Transcribe the records below exactly as they appear, omitting any pictures.
-=-=-
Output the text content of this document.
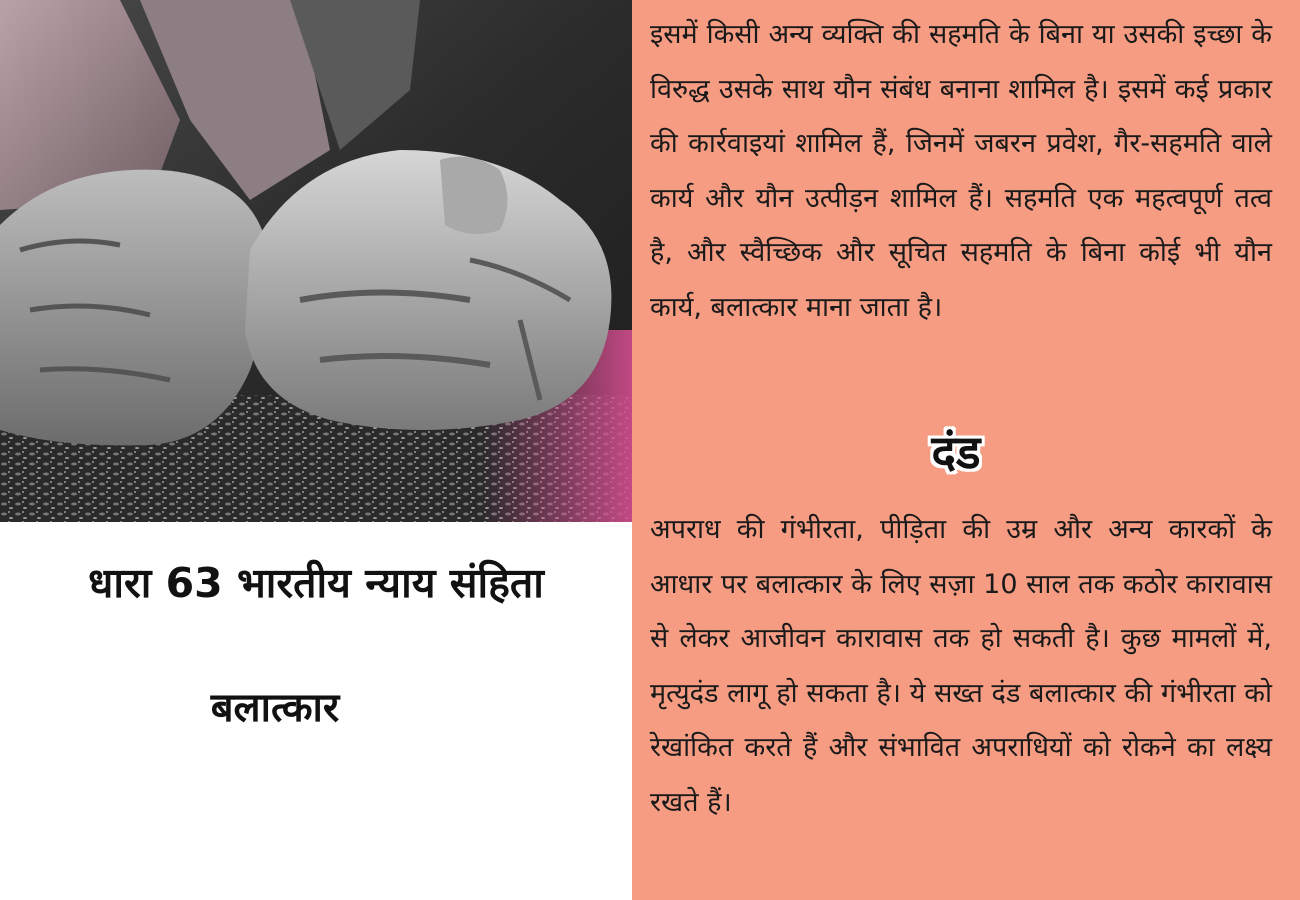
धारा 63 भारतीय न्याय संहिता
बलात्कार

इसमें किसी अन्य व्यक्ति की सहमति के बिना या उसकी इच्छा के विरुद्ध उसके साथ यौन संबंध बनाना शामिल है। इसमें कई प्रकार की कार्रवाइयां शामिल हैं, जिनमें जबरन प्रवेश, गैर-सहमति वाले कार्य और यौन उत्पीड़न शामिल हैं। सहमति एक महत्वपूर्ण तत्व है, और स्वैच्छिक और सूचित सहमति के बिना कोई भी यौन कार्य, बलात्कार माना जाता है।

दंड

अपराध की गंभीरता, पीड़िता की उम्र और अन्य कारकों के आधार पर बलात्कार के लिए सज़ा 10 साल तक कठोर कारावास से लेकर आजीवन कारावास तक हो सकती है। कुछ मामलों में, मृत्युदंड लागू हो सकता है। ये सख्त दंड बलात्कार की गंभीरता को रेखांकित करते हैं और संभावित अपराधियों को रोकने का लक्ष्य रखते हैं।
-=-=-
• _Worked answer_:
Output the text content of this document.
धारा 63 भारतीय न्याय संहिता
बलात्कार

इसमें किसी अन्य व्यक्ति की सहमति के बिना या उसकी इच्छा के विरुद्ध उसके साथ यौन संबंध बनाना शामिल है। इसमें कई प्रकार की कार्रवाइयां शामिल हैं, जिनमें जबरन प्रवेश, गैर-सहमति वाले कार्य और यौन उत्पीड़न शामिल हैं। सहमति एक महत्वपूर्ण तत्व है, और स्वैच्छिक और सूचित सहमति के बिना कोई भी यौन कार्य, बलात्कार माना जाता है।

दंड

अपराध की गंभीरता, पीड़िता की उम्र और अन्य कारकों के आधार पर बलात्कार के लिए सज़ा 10 साल तक कठोर कारावास से लेकर आजीवन कारावास तक हो सकती है। कुछ मामलों में, मृत्युदंड लागू हो सकता है। ये सख्त दंड बलात्कार की गंभीरता को रेखांकित करते हैं और संभावित अपराधियों को रोकने का लक्ष्य रखते हैं।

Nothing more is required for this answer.